**EXERCISE TASK:**
Give the number of lines below that contain the word "avatar", and nothing else.

----- RECORDS FOR PROCESSING -----

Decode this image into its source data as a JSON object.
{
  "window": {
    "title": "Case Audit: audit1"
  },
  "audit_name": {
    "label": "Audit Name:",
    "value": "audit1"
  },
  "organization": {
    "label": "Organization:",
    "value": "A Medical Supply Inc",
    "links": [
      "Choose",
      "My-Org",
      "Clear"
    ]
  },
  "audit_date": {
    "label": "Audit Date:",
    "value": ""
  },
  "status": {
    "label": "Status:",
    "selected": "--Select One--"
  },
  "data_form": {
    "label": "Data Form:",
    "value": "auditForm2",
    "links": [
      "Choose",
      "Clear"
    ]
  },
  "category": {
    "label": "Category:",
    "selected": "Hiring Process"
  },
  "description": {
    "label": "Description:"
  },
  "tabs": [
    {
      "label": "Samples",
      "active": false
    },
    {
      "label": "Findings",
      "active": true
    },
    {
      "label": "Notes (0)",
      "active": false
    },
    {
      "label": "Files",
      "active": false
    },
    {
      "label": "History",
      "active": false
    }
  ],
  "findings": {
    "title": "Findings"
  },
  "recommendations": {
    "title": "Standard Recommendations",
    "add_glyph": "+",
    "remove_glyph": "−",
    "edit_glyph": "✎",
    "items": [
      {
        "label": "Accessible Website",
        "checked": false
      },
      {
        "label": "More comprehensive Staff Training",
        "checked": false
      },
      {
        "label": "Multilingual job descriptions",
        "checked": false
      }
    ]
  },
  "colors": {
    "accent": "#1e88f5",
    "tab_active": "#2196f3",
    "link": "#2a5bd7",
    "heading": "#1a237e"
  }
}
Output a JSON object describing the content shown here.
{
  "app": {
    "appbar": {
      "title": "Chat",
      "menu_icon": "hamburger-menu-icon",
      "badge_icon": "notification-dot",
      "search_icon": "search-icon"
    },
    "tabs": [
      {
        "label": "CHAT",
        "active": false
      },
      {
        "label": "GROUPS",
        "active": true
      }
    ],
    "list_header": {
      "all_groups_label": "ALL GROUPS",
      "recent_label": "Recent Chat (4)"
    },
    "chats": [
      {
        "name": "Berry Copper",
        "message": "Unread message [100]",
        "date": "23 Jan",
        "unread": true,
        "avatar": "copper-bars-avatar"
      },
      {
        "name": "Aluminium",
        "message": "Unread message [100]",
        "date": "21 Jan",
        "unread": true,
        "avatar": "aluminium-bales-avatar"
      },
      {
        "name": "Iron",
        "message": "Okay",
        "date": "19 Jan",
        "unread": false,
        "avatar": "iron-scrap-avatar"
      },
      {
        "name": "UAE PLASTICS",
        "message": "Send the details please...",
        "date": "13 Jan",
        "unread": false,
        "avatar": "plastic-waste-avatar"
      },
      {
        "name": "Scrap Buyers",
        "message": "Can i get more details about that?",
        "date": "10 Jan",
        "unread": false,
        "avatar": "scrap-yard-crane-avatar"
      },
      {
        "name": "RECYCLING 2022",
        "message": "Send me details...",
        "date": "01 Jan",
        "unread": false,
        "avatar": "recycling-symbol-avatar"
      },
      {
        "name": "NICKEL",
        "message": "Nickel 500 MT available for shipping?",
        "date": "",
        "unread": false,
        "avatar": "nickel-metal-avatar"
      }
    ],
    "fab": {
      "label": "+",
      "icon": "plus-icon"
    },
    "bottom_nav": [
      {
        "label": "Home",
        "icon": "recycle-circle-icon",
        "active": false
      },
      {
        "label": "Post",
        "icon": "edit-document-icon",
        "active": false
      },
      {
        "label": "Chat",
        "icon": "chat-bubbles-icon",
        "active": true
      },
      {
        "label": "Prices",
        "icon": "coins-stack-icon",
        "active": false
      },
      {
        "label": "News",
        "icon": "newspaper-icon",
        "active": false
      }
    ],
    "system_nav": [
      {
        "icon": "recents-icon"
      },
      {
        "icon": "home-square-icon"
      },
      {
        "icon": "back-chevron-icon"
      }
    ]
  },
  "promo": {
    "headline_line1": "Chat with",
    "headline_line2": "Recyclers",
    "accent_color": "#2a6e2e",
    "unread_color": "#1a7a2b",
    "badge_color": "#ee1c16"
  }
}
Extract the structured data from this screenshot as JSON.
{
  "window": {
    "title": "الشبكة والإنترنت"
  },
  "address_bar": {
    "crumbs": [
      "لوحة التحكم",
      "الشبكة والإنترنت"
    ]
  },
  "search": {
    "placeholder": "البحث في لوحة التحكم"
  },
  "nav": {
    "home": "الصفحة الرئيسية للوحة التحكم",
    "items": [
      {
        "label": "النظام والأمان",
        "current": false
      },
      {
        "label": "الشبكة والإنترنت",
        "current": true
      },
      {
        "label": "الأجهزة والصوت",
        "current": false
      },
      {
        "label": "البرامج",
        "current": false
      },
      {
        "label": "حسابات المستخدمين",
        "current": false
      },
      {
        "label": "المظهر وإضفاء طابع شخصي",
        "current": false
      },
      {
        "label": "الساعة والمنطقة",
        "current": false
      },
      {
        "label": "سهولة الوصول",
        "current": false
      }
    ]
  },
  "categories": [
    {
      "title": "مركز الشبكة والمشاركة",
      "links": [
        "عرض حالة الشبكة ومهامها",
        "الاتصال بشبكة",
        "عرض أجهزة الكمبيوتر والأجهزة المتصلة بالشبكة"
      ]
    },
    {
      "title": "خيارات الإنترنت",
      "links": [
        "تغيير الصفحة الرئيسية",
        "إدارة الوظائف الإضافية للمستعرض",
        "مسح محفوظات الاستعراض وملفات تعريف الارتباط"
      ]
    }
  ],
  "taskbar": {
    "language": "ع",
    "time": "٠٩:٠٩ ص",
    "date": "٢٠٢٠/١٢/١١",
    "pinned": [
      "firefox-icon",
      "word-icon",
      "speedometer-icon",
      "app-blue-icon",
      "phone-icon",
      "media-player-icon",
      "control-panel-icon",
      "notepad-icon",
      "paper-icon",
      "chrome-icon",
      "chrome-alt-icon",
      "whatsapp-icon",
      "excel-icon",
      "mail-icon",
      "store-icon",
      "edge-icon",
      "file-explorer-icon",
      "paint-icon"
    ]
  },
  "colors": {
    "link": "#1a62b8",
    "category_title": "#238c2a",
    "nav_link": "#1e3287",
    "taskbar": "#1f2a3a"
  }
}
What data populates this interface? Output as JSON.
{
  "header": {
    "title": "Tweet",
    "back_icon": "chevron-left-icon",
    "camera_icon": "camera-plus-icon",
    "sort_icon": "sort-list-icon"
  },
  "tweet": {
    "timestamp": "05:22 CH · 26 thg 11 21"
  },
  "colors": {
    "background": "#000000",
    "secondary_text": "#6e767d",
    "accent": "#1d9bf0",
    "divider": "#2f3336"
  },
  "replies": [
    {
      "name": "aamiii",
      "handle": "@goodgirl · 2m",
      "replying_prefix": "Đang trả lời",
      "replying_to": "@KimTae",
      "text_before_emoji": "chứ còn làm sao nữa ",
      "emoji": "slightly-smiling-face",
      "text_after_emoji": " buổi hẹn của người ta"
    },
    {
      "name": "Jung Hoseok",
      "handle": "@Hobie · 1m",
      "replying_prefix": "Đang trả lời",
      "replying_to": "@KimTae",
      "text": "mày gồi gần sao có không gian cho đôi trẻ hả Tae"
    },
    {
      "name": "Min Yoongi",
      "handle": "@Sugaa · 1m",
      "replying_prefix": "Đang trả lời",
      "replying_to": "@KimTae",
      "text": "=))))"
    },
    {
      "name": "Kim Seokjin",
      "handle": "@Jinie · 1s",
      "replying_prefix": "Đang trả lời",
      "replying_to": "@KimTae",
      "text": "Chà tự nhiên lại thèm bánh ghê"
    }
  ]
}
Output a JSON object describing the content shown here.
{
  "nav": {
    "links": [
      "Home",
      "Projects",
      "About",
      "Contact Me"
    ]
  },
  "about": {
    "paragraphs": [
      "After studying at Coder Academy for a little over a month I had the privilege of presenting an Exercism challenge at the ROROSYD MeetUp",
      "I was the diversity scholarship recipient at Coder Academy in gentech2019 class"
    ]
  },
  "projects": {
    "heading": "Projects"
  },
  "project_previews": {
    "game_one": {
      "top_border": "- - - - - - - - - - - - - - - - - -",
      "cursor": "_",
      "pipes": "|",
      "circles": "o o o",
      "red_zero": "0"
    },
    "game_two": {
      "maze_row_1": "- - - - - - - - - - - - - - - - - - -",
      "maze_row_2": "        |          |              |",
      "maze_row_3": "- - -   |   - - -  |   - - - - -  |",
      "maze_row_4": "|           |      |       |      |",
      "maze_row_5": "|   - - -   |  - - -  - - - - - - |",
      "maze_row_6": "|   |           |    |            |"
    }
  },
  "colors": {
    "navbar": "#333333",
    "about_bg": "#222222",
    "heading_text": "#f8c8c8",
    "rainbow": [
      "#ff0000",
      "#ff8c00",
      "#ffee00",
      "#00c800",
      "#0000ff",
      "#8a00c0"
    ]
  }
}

-----

**ANSWER TO THE TASK:**
7